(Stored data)
----

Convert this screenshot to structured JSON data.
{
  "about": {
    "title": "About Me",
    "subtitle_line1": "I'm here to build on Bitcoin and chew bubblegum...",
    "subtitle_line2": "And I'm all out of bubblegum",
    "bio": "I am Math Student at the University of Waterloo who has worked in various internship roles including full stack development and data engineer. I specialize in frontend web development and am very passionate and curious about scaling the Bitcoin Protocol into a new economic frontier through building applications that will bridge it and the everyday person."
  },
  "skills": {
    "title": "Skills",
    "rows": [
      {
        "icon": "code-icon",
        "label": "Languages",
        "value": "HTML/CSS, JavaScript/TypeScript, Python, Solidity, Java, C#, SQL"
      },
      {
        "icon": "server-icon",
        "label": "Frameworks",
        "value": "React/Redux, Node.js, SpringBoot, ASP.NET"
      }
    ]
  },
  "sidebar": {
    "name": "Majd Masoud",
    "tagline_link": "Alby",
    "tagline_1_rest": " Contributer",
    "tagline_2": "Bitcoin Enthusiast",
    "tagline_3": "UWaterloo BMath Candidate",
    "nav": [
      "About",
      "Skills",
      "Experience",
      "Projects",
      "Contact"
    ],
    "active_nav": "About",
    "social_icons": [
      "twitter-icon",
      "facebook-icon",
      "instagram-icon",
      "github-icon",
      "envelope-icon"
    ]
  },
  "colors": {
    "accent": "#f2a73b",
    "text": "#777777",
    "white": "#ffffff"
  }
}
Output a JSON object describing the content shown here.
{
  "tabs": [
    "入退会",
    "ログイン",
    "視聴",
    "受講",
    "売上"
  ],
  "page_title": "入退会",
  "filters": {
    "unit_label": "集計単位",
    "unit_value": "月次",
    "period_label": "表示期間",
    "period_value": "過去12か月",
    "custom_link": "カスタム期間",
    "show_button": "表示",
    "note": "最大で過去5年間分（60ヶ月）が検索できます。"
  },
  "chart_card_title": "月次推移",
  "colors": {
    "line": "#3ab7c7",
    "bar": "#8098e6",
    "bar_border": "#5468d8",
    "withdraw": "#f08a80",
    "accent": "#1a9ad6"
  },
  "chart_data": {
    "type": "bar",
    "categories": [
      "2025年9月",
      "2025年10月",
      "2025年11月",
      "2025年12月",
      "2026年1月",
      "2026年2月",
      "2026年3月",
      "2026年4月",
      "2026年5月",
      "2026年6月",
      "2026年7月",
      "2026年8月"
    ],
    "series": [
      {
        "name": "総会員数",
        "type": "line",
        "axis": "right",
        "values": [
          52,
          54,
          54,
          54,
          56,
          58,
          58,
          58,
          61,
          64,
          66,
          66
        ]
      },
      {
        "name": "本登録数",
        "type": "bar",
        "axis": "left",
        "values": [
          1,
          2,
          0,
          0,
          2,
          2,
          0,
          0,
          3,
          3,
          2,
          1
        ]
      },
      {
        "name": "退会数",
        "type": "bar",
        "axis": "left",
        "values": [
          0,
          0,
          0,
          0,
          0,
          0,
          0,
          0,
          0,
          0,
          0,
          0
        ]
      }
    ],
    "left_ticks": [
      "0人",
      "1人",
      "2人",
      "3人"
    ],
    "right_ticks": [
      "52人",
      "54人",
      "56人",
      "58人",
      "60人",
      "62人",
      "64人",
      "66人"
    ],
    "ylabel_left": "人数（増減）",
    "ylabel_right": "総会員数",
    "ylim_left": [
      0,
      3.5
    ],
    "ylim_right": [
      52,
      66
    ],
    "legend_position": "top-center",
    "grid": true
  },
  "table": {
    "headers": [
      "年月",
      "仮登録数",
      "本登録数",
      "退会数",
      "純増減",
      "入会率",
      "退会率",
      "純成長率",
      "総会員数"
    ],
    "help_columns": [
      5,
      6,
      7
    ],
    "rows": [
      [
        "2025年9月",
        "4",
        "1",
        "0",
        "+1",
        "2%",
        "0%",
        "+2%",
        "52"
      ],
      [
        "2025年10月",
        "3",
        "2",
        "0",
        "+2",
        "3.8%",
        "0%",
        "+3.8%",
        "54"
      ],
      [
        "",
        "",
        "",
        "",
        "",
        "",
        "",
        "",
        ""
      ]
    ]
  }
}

----

* _Task_:
Extract every record. Keep wording exact.

* _Expected answer_:
Convert this screenshot to structured JSON data.
{
  "about": {
    "title": "About Me",
    "subtitle_line1": "I'm here to build on Bitcoin and chew bubblegum...",
    "subtitle_line2": "And I'm all out of bubblegum",
    "bio": "I am Math Student at the University of Waterloo who has worked in various internship roles including full stack development and data engineer. I specialize in frontend web development and am very passionate and curious about scaling the Bitcoin Protocol into a new economic frontier through building applications that will bridge it and the everyday person."
  },
  "skills": {
    "title": "Skills",
    "rows": [
      {
        "icon": "code-icon",
        "label": "Languages",
        "value": "HTML/CSS, JavaScript/TypeScript, Python, Solidity, Java, C#, SQL"
      },
      {
        "icon": "server-icon",
        "label": "Frameworks",
        "value": "React/Redux, Node.js, SpringBoot, ASP.NET"
      }
    ]
  },
  "sidebar": {
    "name": "Majd Masoud",
    "tagline_link": "Alby",
    "tagline_1_rest": " Contributer",
    "tagline_2": "Bitcoin Enthusiast",
    "tagline_3": "UWaterloo BMath Candidate",
    "nav": [
      "About",
      "Skills",
      "Experience",
      "Projects",
      "Contact"
    ],
    "active_nav": "About",
    "social_icons": [
      "twitter-icon",
      "facebook-icon",
      "instagram-icon",
      "github-icon",
      "envelope-icon"
    ]
  },
  "colors": {
    "accent": "#f2a73b",
    "text": "#777777",
    "white": "#ffffff"
  }
}
Output a JSON object describing the content shown here.
{
  "tabs": [
    "入退会",
    "ログイン",
    "視聴",
    "受講",
    "売上"
  ],
  "page_title": "入退会",
  "filters": {
    "unit_label": "集計単位",
    "unit_value": "月次",
    "period_label": "表示期間",
    "period_value": "過去12か月",
    "custom_link": "カスタム期間",
    "show_button": "表示",
    "note": "最大で過去5年間分（60ヶ月）が検索できます。"
  },
  "chart_card_title": "月次推移",
  "colors": {
    "line": "#3ab7c7",
    "bar": "#8098e6",
    "bar_border": "#5468d8",
    "withdraw": "#f08a80",
    "accent": "#1a9ad6"
  },
  "chart_data": {
    "type": "bar",
    "categories": [
      "2025年9月",
      "2025年10月",
      "2025年11月",
      "2025年12月",
      "2026年1月",
      "2026年2月",
      "2026年3月",
      "2026年4月",
      "2026年5月",
      "2026年6月",
      "2026年7月",
      "2026年8月"
    ],
    "series": [
      {
        "name": "総会員数",
        "type": "line",
        "axis": "right",
        "values": [
          52,
          54,
          54,
          54,
          56,
          58,
          58,
          58,
          61,
          64,
          66,
          66
        ]
      },
      {
        "name": "本登録数",
        "type": "bar",
        "axis": "left",
        "values": [
          1,
          2,
          0,
          0,
          2,
          2,
          0,
          0,
          3,
          3,
          2,
          1
        ]
      },
      {
        "name": "退会数",
        "type": "bar",
        "axis": "left",
        "values": [
          0,
          0,
          0,
          0,
          0,
          0,
          0,
          0,
          0,
          0,
          0,
          0
        ]
      }
    ],
    "left_ticks": [
      "0人",
      "1人",
      "2人",
      "3人"
    ],
    "right_ticks": [
      "52人",
      "54人",
      "56人",
      "58人",
      "60人",
      "62人",
      "64人",
      "66人"
    ],
    "ylabel_left": "人数（増減）",
    "ylabel_right": "総会員数",
    "ylim_left": [
      0,
      3.5
    ],
    "ylim_right": [
      52,
      66
    ],
    "legend_position": "top-center",
    "grid": true
  },
  "table": {
    "headers": [
      "年月",
      "仮登録数",
      "本登録数",
      "退会数",
      "純増減",
      "入会率",
      "退会率",
      "純成長率",
      "総会員数"
    ],
    "help_columns": [
      5,
      6,
      7
    ],
    "rows": [
      [
        "2025年9月",
        "4",
        "1",
        "0",
        "+1",
        "2%",
        "0%",
        "+2%",
        "52"
      ],
      [
        "2025年10月",
        "3",
        "2",
        "0",
        "+2",
        "3.8%",
        "0%",
        "+3.8%",
        "54"
      ],
      [
        "",
        "",
        "",
        "",
        "",
        "",
        "",
        "",
        ""
      ]
    ]
  }
}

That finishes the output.